— Start of Material provided —

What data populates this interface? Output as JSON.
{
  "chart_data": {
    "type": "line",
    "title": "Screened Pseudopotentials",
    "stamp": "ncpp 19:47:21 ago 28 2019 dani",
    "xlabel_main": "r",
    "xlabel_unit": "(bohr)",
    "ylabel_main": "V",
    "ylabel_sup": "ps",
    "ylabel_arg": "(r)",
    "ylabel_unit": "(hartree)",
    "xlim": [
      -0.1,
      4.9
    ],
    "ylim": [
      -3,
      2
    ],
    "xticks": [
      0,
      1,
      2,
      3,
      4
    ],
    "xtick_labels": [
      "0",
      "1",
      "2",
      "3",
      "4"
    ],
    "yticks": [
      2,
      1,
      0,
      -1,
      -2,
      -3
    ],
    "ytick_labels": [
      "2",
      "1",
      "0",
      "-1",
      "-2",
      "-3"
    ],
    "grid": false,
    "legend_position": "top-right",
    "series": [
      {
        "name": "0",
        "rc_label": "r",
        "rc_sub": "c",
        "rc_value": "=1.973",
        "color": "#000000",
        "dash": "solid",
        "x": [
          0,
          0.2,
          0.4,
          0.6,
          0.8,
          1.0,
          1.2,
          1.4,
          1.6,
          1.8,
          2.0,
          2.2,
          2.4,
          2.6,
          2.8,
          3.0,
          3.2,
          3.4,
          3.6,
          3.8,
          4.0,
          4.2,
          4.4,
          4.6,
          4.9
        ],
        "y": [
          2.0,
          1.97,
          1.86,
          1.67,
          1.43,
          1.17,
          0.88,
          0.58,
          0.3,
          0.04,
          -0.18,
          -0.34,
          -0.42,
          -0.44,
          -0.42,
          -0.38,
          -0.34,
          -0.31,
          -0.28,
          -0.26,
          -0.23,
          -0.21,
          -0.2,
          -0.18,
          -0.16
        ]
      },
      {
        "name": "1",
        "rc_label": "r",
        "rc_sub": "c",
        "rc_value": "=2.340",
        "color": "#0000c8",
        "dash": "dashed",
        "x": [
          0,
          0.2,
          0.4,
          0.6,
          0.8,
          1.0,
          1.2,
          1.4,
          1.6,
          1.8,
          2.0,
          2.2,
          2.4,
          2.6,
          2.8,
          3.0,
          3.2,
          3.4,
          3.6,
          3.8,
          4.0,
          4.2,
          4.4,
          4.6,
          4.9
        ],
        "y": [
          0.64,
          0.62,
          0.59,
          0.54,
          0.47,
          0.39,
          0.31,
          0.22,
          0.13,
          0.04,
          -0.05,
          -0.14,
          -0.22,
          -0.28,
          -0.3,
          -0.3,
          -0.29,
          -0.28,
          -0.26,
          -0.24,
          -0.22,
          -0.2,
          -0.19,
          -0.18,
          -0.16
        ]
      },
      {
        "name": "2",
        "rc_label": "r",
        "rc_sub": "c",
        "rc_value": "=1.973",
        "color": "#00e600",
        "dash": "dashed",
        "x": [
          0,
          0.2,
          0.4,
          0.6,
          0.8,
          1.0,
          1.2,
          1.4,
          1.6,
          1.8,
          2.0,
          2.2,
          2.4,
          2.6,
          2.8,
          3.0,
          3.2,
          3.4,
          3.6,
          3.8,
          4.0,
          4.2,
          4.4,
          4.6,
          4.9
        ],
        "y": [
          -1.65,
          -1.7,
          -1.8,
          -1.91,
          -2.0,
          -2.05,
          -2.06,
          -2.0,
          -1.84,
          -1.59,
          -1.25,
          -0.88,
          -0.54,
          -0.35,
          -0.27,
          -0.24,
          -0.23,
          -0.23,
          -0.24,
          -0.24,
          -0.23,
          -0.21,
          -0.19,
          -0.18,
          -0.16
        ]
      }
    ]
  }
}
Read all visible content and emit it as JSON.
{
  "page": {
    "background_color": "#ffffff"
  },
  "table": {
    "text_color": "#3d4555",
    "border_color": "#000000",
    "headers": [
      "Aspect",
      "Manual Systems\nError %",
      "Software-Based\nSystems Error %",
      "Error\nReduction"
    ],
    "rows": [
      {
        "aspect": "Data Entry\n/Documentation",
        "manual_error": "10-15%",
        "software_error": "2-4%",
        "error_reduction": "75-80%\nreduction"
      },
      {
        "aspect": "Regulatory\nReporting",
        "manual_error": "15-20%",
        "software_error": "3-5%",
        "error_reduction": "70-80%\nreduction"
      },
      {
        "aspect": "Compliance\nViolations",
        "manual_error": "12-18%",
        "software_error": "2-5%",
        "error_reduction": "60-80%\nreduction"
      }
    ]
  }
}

— End of Material provided —

Stated goal
Return every record, word for word.

Result of this exercise
What data populates this interface? Output as JSON.
{
  "chart_data": {
    "type": "line",
    "title": "Screened Pseudopotentials",
    "stamp": "ncpp 19:47:21 ago 28 2019 dani",
    "xlabel_main": "r",
    "xlabel_unit": "(bohr)",
    "ylabel_main": "V",
    "ylabel_sup": "ps",
    "ylabel_arg": "(r)",
    "ylabel_unit": "(hartree)",
    "xlim": [
      -0.1,
      4.9
    ],
    "ylim": [
      -3,
      2
    ],
    "xticks": [
      0,
      1,
      2,
      3,
      4
    ],
    "xtick_labels": [
      "0",
      "1",
      "2",
      "3",
      "4"
    ],
    "yticks": [
      2,
      1,
      0,
      -1,
      -2,
      -3
    ],
    "ytick_labels": [
      "2",
      "1",
      "0",
      "-1",
      "-2",
      "-3"
    ],
    "grid": false,
    "legend_position": "top-right",
    "series": [
      {
        "name": "0",
        "rc_label": "r",
        "rc_sub": "c",
        "rc_value": "=1.973",
        "color": "#000000",
        "dash": "solid",
        "x": [
          0,
          0.2,
          0.4,
          0.6,
          0.8,
          1.0,
          1.2,
          1.4,
          1.6,
          1.8,
          2.0,
          2.2,
          2.4,
          2.6,
          2.8,
          3.0,
          3.2,
          3.4,
          3.6,
          3.8,
          4.0,
          4.2,
          4.4,
          4.6,
          4.9
        ],
        "y": [
          2.0,
          1.97,
          1.86,
          1.67,
          1.43,
          1.17,
          0.88,
          0.58,
          0.3,
          0.04,
          -0.18,
          -0.34,
          -0.42,
          -0.44,
          -0.42,
          -0.38,
          -0.34,
          -0.31,
          -0.28,
          -0.26,
          -0.23,
          -0.21,
          -0.2,
          -0.18,
          -0.16
        ]
      },
      {
        "name": "1",
        "rc_label": "r",
        "rc_sub": "c",
        "rc_value": "=2.340",
        "color": "#0000c8",
        "dash": "dashed",
        "x": [
          0,
          0.2,
          0.4,
          0.6,
          0.8,
          1.0,
          1.2,
          1.4,
          1.6,
          1.8,
          2.0,
          2.2,
          2.4,
          2.6,
          2.8,
          3.0,
          3.2,
          3.4,
          3.6,
          3.8,
          4.0,
          4.2,
          4.4,
          4.6,
          4.9
        ],
        "y": [
          0.64,
          0.62,
          0.59,
          0.54,
          0.47,
          0.39,
          0.31,
          0.22,
          0.13,
          0.04,
          -0.05,
          -0.14,
          -0.22,
          -0.28,
          -0.3,
          -0.3,
          -0.29,
          -0.28,
          -0.26,
          -0.24,
          -0.22,
          -0.2,
          -0.19,
          -0.18,
          -0.16
        ]
      },
      {
        "name": "2",
        "rc_label": "r",
        "rc_sub": "c",
        "rc_value": "=1.973",
        "color": "#00e600",
        "dash": "dashed",
        "x": [
          0,
          0.2,
          0.4,
          0.6,
          0.8,
          1.0,
          1.2,
          1.4,
          1.6,
          1.8,
          2.0,
          2.2,
          2.4,
          2.6,
          2.8,
          3.0,
          3.2,
          3.4,
          3.6,
          3.8,
          4.0,
          4.2,
          4.4,
          4.6,
          4.9
        ],
        "y": [
          -1.65,
          -1.7,
          -1.8,
          -1.91,
          -2.0,
          -2.05,
          -2.06,
          -2.0,
          -1.84,
          -1.59,
          -1.25,
          -0.88,
          -0.54,
          -0.35,
          -0.27,
          -0.24,
          -0.23,
          -0.23,
          -0.24,
          -0.24,
          -0.23,
          -0.21,
          -0.19,
          -0.18,
          -0.16
        ]
      }
    ]
  }
}
Read all visible content and emit it as JSON.
{
  "page": {
    "background_color": "#ffffff"
  },
  "table": {
    "text_color": "#3d4555",
    "border_color": "#000000",
    "headers": [
      "Aspect",
      "Manual Systems\nError %",
      "Software-Based\nSystems Error %",
      "Error\nReduction"
    ],
    "rows": [
      {
        "aspect": "Data Entry\n/Documentation",
        "manual_error": "10-15%",
        "software_error": "2-4%",
        "error_reduction": "75-80%\nreduction"
      },
      {
        "aspect": "Regulatory\nReporting",
        "manual_error": "15-20%",
        "software_error": "3-5%",
        "error_reduction": "70-80%\nreduction"
      },
      {
        "aspect": "Compliance\nViolations",
        "manual_error": "12-18%",
        "software_error": "2-5%",
        "error_reduction": "60-80%\nreduction"
      }
    ]
  }
}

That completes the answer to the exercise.